>> start Data for this exercise
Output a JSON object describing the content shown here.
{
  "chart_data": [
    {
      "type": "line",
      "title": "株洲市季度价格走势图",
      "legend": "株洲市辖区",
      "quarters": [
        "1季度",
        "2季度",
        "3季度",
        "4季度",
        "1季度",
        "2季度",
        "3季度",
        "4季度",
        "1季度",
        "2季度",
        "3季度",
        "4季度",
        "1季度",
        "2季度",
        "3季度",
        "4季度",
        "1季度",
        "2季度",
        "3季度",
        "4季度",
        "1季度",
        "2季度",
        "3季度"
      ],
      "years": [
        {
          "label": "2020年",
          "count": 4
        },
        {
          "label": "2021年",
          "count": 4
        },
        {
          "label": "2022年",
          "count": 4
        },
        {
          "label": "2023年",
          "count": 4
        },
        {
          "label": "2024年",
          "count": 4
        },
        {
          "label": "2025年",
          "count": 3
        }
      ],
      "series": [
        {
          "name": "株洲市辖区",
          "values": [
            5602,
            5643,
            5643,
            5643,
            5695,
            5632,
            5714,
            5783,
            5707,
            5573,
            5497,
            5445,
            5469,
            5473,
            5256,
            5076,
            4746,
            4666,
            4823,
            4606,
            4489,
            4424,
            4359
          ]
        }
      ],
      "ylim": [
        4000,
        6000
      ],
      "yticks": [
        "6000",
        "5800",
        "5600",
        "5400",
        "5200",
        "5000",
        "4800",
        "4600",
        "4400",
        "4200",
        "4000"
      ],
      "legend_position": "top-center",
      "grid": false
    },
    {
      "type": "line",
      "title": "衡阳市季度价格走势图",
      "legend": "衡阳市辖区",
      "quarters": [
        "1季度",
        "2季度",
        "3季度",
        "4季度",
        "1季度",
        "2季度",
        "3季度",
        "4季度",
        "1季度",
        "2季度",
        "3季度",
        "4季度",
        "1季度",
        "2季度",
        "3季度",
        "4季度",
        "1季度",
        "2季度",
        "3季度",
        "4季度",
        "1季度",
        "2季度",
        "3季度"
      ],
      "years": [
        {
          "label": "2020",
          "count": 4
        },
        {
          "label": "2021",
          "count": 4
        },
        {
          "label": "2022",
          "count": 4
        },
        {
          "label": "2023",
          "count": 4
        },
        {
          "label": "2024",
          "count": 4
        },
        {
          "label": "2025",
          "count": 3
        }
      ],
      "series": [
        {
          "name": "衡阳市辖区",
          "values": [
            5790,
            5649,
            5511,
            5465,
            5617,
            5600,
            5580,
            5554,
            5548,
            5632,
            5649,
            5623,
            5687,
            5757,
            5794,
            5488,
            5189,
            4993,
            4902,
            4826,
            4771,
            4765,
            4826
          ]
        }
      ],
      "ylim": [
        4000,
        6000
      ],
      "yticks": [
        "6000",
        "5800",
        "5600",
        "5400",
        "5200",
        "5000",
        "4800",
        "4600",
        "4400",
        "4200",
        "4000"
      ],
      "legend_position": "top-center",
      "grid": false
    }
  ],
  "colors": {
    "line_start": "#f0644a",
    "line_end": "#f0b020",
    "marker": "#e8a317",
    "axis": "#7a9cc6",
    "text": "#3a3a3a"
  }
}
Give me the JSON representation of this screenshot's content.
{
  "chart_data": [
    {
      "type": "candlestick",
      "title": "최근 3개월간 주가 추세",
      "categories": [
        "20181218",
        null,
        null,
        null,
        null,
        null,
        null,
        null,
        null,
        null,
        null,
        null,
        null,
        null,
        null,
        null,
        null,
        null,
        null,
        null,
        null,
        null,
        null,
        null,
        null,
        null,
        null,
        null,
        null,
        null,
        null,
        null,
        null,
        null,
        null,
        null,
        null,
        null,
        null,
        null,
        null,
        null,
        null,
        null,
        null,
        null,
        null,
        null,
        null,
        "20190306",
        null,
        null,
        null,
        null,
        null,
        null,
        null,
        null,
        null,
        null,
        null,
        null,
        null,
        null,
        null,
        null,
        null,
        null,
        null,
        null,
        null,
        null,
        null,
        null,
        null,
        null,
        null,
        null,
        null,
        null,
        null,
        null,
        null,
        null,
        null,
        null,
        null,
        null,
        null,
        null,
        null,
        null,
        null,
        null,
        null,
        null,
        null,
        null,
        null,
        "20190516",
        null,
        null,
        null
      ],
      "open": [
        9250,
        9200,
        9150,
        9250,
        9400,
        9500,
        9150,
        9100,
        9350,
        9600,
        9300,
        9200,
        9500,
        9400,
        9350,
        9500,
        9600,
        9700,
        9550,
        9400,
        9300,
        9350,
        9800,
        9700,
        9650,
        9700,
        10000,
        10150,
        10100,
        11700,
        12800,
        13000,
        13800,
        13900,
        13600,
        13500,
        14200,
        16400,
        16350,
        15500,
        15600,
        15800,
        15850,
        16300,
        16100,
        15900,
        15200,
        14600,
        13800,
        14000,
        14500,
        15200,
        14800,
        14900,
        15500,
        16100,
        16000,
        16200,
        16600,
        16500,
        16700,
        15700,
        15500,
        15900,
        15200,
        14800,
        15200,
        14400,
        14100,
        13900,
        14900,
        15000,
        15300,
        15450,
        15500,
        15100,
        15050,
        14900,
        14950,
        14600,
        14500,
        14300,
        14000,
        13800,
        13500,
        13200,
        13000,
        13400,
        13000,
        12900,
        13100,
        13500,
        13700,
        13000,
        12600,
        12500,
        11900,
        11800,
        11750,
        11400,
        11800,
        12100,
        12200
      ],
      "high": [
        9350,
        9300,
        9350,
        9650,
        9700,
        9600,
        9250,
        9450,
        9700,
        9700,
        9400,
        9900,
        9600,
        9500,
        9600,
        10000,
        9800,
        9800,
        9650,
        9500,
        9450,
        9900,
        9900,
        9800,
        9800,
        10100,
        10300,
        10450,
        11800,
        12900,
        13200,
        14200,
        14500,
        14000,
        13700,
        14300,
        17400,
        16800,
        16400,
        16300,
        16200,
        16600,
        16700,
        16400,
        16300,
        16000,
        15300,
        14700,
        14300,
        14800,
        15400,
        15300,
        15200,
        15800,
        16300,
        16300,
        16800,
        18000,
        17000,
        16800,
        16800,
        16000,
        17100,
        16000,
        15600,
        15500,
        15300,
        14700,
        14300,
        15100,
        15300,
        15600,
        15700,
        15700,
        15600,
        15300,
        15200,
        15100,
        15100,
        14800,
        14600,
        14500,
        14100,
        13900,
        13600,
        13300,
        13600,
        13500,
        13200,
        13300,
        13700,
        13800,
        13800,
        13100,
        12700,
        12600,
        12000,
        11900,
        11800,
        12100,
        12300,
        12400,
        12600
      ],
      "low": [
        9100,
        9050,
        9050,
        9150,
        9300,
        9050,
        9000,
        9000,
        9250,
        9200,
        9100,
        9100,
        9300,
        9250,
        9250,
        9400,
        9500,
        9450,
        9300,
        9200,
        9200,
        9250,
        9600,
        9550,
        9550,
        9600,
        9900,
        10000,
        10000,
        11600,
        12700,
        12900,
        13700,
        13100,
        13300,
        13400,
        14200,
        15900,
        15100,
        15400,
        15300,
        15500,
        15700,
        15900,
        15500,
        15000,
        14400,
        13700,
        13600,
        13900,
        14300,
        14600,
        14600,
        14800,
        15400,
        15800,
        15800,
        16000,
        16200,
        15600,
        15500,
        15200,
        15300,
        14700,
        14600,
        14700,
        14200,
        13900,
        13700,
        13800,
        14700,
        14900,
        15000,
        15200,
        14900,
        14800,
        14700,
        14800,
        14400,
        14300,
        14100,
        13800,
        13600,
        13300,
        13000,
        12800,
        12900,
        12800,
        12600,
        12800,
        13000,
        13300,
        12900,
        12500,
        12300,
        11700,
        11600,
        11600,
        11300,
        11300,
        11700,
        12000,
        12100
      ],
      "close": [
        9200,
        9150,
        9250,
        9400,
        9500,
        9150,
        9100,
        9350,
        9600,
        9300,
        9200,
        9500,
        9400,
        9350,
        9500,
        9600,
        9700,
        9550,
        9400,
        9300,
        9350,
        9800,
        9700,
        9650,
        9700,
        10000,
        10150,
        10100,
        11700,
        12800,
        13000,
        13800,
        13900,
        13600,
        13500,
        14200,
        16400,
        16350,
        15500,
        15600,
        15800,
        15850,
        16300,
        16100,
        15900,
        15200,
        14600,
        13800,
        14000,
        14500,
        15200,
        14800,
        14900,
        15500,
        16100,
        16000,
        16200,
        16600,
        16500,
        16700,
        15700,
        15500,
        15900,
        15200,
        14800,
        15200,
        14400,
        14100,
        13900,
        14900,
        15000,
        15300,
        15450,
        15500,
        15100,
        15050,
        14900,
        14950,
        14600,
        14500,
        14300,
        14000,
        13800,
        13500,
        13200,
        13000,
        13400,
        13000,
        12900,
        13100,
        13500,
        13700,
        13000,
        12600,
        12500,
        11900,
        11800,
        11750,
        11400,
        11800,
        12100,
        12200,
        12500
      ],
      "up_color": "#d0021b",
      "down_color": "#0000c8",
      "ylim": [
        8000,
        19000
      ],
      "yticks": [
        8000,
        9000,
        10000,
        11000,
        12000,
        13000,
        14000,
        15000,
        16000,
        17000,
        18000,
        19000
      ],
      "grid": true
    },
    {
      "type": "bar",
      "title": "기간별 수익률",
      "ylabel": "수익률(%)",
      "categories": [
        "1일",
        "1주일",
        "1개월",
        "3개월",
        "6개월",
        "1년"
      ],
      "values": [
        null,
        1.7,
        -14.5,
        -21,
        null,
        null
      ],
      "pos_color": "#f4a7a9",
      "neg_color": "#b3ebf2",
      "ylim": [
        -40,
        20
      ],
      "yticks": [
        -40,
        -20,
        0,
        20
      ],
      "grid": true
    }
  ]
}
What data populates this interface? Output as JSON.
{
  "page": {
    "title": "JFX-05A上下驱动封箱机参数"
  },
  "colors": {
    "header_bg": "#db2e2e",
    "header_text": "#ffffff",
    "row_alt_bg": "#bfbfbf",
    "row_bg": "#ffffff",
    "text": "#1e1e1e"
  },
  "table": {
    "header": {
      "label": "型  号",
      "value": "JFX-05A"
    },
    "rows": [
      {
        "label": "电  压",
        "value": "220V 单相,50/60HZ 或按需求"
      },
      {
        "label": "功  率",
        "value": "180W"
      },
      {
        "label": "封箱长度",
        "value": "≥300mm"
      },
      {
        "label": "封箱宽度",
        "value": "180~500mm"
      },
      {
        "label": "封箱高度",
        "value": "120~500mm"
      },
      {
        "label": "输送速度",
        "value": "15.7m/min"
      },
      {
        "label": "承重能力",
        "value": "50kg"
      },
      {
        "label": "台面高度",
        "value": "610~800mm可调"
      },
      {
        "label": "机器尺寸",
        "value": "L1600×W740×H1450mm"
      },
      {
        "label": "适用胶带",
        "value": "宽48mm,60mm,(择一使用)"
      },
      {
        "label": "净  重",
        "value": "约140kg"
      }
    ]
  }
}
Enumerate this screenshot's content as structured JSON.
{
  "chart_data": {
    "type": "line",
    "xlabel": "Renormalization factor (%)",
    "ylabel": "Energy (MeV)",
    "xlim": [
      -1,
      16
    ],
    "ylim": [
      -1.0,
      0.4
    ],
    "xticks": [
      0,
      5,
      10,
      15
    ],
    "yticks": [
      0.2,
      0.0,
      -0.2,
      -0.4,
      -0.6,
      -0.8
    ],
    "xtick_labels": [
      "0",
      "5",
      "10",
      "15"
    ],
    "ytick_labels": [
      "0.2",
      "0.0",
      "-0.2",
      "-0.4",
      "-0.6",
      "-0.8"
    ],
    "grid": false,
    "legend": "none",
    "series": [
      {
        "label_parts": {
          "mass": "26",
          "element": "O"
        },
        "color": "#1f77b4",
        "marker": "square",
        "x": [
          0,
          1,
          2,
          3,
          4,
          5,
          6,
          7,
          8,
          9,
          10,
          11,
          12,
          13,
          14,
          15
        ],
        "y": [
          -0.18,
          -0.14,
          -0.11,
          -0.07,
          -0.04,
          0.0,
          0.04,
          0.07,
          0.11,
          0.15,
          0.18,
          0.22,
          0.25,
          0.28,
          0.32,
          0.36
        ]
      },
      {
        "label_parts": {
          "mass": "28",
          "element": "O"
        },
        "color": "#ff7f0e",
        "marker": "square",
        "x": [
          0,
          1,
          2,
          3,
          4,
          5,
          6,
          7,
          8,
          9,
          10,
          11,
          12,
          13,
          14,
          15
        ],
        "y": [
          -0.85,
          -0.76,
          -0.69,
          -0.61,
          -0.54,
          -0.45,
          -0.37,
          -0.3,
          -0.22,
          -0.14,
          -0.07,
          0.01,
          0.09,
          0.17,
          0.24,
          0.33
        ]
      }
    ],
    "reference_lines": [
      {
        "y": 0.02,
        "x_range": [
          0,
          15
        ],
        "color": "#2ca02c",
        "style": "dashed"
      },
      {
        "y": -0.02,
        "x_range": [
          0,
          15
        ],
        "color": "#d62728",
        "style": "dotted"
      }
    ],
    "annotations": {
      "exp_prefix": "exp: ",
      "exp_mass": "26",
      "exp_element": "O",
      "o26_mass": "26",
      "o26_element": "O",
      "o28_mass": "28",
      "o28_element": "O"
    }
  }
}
>> end Data for this exercise
Work to do: Collect the lines of the records that include the string "JSON".

Full answer:
Output a JSON object describing the content shown here.
Give me the JSON representation of this screenshot's content.
What data populates this interface? Output as JSON.
Enumerate this screenshot's content as structured JSON.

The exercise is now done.